## START

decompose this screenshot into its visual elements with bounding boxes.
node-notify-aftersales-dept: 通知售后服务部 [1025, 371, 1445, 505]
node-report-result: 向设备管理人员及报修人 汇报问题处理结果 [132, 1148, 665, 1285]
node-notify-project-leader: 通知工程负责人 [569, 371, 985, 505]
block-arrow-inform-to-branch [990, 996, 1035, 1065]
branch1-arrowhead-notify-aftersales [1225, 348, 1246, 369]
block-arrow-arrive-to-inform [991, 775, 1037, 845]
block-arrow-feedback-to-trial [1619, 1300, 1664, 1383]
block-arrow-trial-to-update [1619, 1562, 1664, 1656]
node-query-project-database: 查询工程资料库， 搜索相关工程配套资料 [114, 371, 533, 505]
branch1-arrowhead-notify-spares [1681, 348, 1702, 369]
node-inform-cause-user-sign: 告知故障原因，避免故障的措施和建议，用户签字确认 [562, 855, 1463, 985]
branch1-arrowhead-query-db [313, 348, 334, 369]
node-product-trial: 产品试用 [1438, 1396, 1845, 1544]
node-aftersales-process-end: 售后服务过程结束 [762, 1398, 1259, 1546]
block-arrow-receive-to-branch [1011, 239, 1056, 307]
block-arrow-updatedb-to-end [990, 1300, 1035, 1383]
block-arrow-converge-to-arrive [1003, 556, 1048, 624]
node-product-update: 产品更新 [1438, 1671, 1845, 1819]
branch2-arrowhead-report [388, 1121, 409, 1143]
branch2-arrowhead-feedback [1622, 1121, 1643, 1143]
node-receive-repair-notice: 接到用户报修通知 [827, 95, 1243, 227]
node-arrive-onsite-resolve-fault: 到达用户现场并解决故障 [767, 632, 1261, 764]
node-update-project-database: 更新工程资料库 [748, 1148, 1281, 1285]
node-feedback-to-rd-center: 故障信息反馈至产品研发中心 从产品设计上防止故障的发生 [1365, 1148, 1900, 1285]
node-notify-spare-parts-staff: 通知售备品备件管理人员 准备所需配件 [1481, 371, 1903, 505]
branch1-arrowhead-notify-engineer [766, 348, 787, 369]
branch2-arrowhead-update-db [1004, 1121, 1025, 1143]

## END

WORK TO DO =>
How many lines in the items above contain the string "aftersales"? Case counts. Reply with the number alone.

THE OUTPUT =>
3